Short problem
Rewrite the material below with every "marker-group" replaced by "marker-set", keeping everything else the same.

Data supplied
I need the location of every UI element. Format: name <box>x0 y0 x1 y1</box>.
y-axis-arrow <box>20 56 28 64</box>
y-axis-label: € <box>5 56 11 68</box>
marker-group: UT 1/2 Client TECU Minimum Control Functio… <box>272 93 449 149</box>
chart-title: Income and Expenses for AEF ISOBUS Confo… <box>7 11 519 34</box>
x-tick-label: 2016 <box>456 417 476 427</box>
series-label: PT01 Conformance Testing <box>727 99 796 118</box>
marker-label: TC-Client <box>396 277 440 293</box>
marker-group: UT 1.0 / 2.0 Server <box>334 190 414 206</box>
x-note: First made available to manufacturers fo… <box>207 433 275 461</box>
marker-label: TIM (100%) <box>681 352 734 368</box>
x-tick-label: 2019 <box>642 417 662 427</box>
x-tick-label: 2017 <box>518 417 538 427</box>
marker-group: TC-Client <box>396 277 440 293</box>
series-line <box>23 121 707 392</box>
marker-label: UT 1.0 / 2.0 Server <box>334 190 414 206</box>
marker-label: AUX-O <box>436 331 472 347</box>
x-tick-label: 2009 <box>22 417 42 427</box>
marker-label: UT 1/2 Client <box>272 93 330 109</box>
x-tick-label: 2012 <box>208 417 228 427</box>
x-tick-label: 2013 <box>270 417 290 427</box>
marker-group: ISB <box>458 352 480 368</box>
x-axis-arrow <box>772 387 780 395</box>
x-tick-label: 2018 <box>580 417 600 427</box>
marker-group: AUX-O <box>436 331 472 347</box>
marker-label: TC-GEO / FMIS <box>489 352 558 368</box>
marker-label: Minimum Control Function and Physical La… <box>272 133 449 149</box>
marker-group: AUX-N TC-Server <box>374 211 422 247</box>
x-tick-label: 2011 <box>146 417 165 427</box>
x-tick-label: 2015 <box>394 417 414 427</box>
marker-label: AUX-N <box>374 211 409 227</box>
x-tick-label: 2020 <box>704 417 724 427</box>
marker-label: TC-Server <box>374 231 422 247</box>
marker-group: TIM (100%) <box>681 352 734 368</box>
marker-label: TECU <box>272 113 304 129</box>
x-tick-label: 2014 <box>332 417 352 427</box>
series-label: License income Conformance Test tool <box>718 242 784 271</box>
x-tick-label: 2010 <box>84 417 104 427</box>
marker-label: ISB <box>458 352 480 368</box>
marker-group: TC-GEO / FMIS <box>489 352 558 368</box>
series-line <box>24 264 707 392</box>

Answer to the problem
I need the location of every UI element. Format: name <box>x0 y0 x1 y1</box>.
y-axis-arrow <box>20 56 28 64</box>
y-axis-label: € <box>5 56 11 68</box>
marker-set: UT 1/2 Client TECU Minimum Control Functio… <box>272 93 449 149</box>
chart-title: Income and Expenses for AEF ISOBUS Confo… <box>7 11 519 34</box>
x-tick-label: 2016 <box>456 417 476 427</box>
series-label: PT01 Conformance Testing <box>727 99 796 118</box>
marker-label: TC-Client <box>396 277 440 293</box>
marker-set: UT 1.0 / 2.0 Server <box>334 190 414 206</box>
x-note: First made available to manufacturers fo… <box>207 433 275 461</box>
marker-label: TIM (100%) <box>681 352 734 368</box>
x-tick-label: 2019 <box>642 417 662 427</box>
x-tick-label: 2017 <box>518 417 538 427</box>
marker-set: TC-Client <box>396 277 440 293</box>
series-line <box>23 121 707 392</box>
marker-label: UT 1.0 / 2.0 Server <box>334 190 414 206</box>
marker-label: AUX-O <box>436 331 472 347</box>
x-tick-label: 2009 <box>22 417 42 427</box>
marker-label: UT 1/2 Client <box>272 93 330 109</box>
x-tick-label: 2012 <box>208 417 228 427</box>
x-tick-label: 2013 <box>270 417 290 427</box>
marker-set: ISB <box>458 352 480 368</box>
x-axis-arrow <box>772 387 780 395</box>
x-tick-label: 2018 <box>580 417 600 427</box>
marker-set: AUX-O <box>436 331 472 347</box>
marker-label: TC-GEO / FMIS <box>489 352 558 368</box>
marker-label: Minimum Control Function and Physical La… <box>272 133 449 149</box>
marker-set: AUX-N TC-Server <box>374 211 422 247</box>
x-tick-label: 2011 <box>146 417 165 427</box>
x-tick-label: 2015 <box>394 417 414 427</box>
marker-label: AUX-N <box>374 211 409 227</box>
x-tick-label: 2020 <box>704 417 724 427</box>
marker-label: TC-Server <box>374 231 422 247</box>
marker-set: TIM (100%) <box>681 352 734 368</box>
marker-label: TECU <box>272 113 304 129</box>
x-tick-label: 2014 <box>332 417 352 427</box>
series-label: License income Conformance Test tool <box>718 242 784 271</box>
x-tick-label: 2010 <box>84 417 104 427</box>
marker-label: ISB <box>458 352 480 368</box>
marker-set: TC-GEO / FMIS <box>489 352 558 368</box>
series-line <box>24 264 707 392</box>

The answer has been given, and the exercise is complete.